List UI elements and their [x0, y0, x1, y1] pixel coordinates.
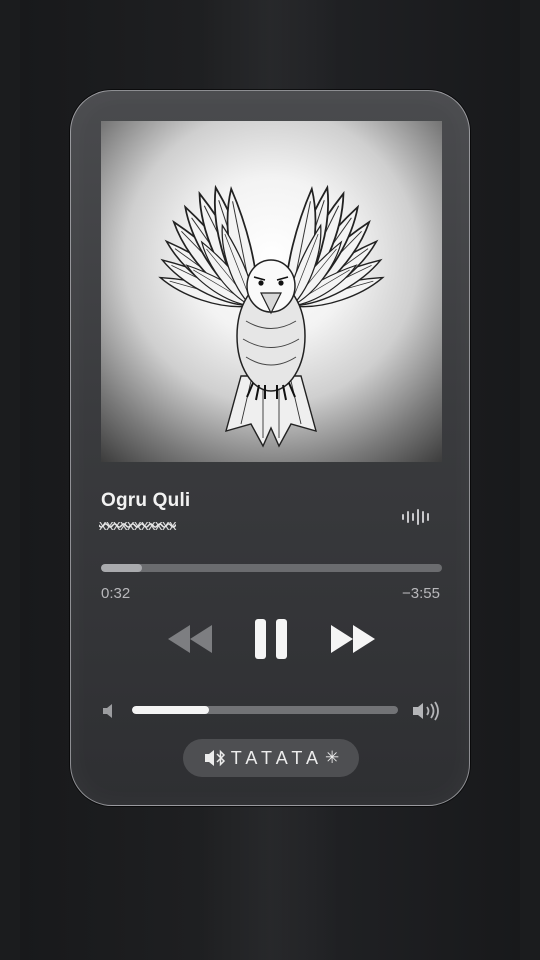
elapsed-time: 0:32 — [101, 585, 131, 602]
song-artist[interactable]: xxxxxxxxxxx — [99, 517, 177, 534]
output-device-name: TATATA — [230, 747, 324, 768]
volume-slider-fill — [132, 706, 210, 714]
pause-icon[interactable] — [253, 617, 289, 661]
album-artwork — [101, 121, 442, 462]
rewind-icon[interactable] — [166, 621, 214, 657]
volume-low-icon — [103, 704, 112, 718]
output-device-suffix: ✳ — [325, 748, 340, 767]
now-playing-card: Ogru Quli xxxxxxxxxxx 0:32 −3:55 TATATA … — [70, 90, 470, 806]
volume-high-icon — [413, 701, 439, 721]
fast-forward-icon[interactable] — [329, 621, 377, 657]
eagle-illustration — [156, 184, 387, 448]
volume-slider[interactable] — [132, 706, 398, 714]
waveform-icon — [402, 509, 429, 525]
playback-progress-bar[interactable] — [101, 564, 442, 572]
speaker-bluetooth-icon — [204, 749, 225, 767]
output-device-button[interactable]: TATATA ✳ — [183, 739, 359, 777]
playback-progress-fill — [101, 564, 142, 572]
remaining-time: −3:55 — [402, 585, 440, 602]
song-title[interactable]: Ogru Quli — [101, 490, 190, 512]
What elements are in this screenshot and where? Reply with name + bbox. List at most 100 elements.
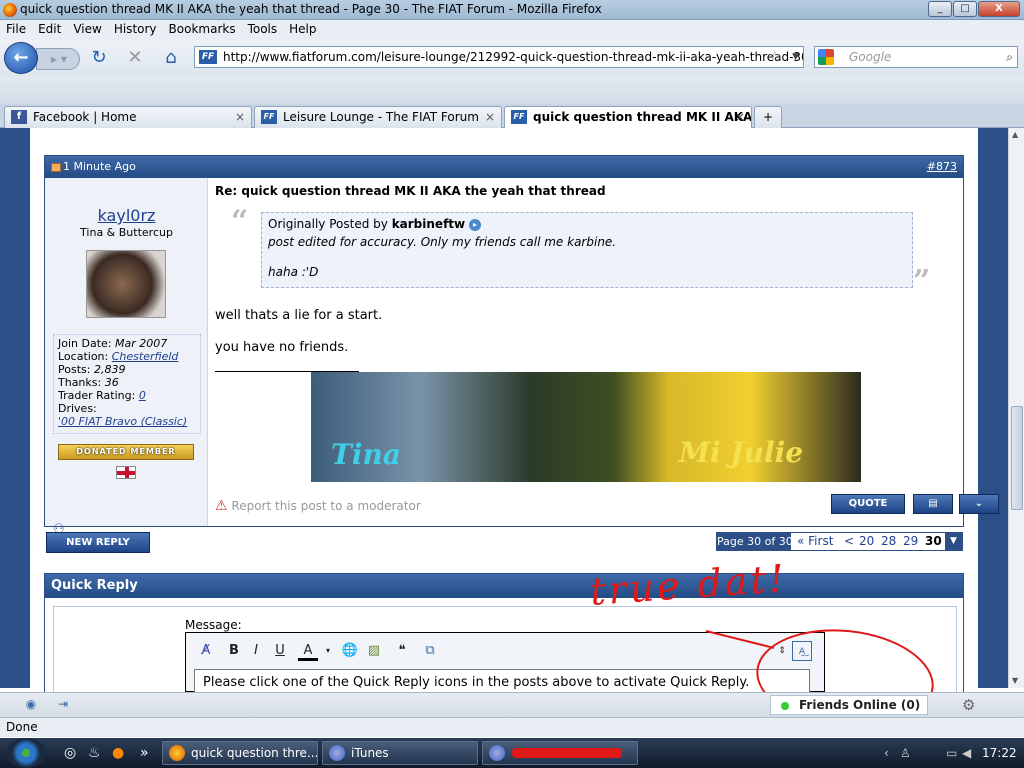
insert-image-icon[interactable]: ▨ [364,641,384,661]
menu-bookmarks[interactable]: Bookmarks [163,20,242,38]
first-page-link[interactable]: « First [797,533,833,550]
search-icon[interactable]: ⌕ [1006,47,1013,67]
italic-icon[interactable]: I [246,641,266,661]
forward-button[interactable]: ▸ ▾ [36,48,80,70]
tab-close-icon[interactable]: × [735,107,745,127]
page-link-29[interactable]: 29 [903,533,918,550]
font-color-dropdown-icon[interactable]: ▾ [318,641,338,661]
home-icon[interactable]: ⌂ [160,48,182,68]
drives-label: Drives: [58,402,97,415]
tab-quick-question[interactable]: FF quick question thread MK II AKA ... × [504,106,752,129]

* [Short exercise] Give every line of the items above as a numbered list, omitting blank lines and the pictures.

* [Finished exercise]
1. List UI elements and their [x0, y0, x1, y1] pixel coordinates.
2. elapsed-time: 0:32 — [101, 585, 131, 602]
3. song-artist[interactable]: xxxxxxxxxxx — [99, 517, 177, 534]
4. output-device-name: TATATA — [230, 747, 324, 768]
5. volume-slider-fill — [132, 706, 210, 714]
6. pause-icon[interactable] — [253, 617, 289, 661]
7. album-artwork — [101, 121, 442, 462]
8. rewind-icon[interactable] — [166, 621, 214, 657]
9. volume-low-icon — [103, 704, 112, 718]
10. output-device-suffix: ✳ — [325, 748, 340, 767]
11. now-playing-card: Ogru Quli xxxxxxxxxxx 0:32 −3:55 TATATA … — [70, 90, 470, 806]
12. volume-high-icon — [413, 701, 439, 721]
13. fast-forward-icon[interactable] — [329, 621, 377, 657]
14. eagle-illustration — [156, 184, 387, 448]
15. volume-slider[interactable] — [132, 706, 398, 714]
16. waveform-icon — [402, 509, 429, 525]
17. playback-progress-bar[interactable] — [101, 564, 442, 572]
18. speaker-bluetooth-icon — [204, 749, 225, 767]
19. output-device-button[interactable]: TATATA ✳ — [183, 739, 359, 777]
20. playback-progress-fill — [101, 564, 142, 572]
21. remaining-time: −3:55 — [402, 585, 440, 602]
22. song-title[interactable]: Ogru Quli — [101, 490, 190, 512]
23. What elements are in this screenshot and where? Reply with name + bbox. List at most 100 elements.
24. insert-image-icon[interactable]: ▨ [364,641,384,661]
25. menu-bookmarks[interactable]: Bookmarks [163,20,242,38]
26. first-page-link[interactable]: « First [797,533,833,550]
27. search-icon[interactable]: ⌕ [1006,47,1013,67]
28. italic-icon[interactable]: I [246,641,266,661]
29. forward-button[interactable]: ▸ ▾ [36,48,80,70]
30. tab-close-icon[interactable]: × [735,107,745,127]
31. page-link-29[interactable]: 29 [903,533,918,550]
32. font-color-dropdown-icon[interactable]: ▾ [318,641,338,661]
33. home-icon[interactable]: ⌂ [160,48,182,68]
34. drives-label: Drives: [58,402,97,415]
35. tab-quick-question[interactable]: FF quick question thread MK II AKA ... × [504,106,752,129]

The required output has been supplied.